(A run of records)
..........

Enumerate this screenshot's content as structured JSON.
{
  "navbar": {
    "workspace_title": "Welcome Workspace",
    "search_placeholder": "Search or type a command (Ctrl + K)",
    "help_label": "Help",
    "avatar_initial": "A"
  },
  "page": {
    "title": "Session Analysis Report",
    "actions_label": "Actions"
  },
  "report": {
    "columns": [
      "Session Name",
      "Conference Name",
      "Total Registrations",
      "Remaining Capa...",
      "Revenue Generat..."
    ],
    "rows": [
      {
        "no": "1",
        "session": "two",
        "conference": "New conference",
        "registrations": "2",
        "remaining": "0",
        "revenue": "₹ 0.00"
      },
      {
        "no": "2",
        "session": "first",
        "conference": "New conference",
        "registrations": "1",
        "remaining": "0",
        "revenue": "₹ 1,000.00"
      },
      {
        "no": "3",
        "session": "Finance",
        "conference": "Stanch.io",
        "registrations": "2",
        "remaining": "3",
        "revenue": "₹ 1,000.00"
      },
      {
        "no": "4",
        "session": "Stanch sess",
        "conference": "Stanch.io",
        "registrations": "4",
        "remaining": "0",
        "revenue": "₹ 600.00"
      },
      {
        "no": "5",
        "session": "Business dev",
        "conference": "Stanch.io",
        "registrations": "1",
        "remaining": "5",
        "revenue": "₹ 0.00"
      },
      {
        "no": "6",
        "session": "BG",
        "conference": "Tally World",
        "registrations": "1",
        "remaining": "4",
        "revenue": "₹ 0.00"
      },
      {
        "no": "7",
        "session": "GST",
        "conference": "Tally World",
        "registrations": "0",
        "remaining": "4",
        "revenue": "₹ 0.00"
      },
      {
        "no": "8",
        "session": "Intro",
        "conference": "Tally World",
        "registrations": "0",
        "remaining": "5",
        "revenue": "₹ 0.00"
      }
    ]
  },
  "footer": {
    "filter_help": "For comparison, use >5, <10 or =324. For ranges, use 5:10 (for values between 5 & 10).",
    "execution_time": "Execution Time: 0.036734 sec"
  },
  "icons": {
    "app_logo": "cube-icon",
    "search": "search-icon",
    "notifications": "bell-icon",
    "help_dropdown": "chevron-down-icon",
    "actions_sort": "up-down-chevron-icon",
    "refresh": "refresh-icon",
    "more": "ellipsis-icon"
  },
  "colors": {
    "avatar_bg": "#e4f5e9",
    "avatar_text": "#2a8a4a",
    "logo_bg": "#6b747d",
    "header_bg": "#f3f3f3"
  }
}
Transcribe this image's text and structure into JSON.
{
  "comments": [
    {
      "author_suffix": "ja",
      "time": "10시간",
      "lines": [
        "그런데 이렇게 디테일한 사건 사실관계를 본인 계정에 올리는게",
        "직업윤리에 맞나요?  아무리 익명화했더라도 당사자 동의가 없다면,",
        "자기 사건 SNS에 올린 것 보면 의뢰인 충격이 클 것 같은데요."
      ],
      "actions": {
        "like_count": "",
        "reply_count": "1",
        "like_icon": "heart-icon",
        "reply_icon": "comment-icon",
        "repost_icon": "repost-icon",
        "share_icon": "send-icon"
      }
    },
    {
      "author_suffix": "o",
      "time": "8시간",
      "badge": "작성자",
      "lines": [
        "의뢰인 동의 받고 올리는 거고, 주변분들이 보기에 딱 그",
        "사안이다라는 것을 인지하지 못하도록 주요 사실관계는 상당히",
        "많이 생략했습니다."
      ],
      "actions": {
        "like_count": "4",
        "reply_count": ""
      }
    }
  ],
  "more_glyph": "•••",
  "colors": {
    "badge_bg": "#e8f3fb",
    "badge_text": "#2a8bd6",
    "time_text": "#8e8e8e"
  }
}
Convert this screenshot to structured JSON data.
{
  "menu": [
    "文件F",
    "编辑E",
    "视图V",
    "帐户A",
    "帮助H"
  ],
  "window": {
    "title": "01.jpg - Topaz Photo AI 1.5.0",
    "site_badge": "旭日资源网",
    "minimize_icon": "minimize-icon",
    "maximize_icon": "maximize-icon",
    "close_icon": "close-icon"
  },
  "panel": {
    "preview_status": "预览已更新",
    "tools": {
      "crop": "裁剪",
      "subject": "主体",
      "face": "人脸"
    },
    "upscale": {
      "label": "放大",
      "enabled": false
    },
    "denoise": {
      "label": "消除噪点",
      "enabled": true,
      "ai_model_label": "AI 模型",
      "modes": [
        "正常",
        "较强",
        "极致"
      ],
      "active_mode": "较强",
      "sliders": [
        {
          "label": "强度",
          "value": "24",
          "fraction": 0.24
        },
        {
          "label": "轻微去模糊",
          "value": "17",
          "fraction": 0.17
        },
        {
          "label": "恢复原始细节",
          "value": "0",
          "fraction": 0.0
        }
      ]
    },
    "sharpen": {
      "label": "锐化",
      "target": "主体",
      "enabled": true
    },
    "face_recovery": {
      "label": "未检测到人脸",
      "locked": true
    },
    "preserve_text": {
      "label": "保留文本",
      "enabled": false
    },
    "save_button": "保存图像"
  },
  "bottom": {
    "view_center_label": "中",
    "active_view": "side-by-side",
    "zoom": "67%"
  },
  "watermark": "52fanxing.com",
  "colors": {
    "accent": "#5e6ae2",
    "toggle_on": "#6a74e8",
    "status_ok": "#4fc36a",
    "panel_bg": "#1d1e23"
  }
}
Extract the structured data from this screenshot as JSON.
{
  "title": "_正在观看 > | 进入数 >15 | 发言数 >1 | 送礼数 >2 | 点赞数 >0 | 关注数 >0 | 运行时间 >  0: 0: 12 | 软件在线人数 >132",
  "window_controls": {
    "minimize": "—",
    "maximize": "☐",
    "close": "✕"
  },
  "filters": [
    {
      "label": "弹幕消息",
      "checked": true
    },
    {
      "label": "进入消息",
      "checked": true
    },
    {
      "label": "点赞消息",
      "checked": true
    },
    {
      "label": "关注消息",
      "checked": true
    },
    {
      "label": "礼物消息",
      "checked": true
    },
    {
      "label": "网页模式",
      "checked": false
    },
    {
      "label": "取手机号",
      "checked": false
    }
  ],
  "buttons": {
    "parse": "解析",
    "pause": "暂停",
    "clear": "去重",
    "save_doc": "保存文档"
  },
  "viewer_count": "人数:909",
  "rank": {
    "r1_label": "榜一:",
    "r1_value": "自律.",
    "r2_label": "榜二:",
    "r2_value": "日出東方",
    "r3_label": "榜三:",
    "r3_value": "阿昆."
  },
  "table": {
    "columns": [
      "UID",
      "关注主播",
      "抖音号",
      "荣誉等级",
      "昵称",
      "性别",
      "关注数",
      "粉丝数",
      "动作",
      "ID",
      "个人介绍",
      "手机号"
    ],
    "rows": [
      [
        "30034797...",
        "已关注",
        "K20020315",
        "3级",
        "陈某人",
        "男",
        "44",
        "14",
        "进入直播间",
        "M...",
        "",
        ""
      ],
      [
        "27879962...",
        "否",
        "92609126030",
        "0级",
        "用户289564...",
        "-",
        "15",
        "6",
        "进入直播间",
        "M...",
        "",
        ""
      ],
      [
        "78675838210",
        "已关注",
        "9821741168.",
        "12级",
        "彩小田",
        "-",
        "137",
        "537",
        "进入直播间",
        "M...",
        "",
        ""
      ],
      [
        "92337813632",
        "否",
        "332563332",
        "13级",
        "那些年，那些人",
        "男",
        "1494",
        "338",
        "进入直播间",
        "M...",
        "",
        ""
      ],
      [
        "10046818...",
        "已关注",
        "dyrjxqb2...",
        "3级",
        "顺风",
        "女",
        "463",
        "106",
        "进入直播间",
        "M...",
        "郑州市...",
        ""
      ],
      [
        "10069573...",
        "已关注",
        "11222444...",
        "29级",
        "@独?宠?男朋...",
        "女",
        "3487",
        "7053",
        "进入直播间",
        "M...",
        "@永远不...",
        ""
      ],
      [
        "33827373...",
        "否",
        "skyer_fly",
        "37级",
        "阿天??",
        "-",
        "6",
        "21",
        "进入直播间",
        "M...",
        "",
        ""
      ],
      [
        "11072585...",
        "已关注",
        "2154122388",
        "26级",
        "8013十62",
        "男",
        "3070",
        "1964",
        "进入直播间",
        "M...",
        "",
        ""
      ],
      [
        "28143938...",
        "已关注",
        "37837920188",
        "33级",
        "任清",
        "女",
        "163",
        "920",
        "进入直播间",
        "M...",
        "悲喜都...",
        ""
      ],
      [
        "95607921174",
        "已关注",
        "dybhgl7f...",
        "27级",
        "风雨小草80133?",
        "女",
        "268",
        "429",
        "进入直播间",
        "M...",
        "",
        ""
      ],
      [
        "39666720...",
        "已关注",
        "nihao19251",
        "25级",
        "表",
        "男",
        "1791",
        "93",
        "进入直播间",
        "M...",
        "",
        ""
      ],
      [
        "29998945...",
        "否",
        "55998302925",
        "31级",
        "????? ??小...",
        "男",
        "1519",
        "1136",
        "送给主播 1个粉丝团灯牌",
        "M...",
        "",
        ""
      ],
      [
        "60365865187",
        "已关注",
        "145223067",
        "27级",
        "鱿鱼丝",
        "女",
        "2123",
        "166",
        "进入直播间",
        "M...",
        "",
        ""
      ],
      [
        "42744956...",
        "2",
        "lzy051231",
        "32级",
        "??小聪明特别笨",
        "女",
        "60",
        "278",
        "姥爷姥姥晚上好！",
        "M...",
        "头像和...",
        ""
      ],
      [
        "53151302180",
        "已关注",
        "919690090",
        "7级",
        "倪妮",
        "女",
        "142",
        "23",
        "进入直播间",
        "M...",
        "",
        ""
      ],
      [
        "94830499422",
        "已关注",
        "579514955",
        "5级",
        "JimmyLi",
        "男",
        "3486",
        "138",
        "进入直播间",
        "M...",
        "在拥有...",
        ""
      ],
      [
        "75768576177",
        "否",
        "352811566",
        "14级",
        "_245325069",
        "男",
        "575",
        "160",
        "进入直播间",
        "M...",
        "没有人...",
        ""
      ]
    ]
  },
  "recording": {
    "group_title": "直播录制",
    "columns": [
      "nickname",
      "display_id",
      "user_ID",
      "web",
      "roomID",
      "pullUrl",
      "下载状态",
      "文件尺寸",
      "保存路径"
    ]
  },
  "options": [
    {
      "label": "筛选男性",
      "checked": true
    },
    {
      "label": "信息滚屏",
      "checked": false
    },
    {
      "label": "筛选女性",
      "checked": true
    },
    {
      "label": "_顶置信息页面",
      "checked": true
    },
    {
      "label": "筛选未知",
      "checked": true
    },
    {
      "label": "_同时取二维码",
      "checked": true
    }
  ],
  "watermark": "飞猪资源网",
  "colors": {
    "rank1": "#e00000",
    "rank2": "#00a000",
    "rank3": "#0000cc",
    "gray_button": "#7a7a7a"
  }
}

..........

* What the exercise asks
Search the data for the word "minimize" and copy each line where it appears.

* Result of this task
    "minimize_icon": "minimize-icon",
    "minimize": "—",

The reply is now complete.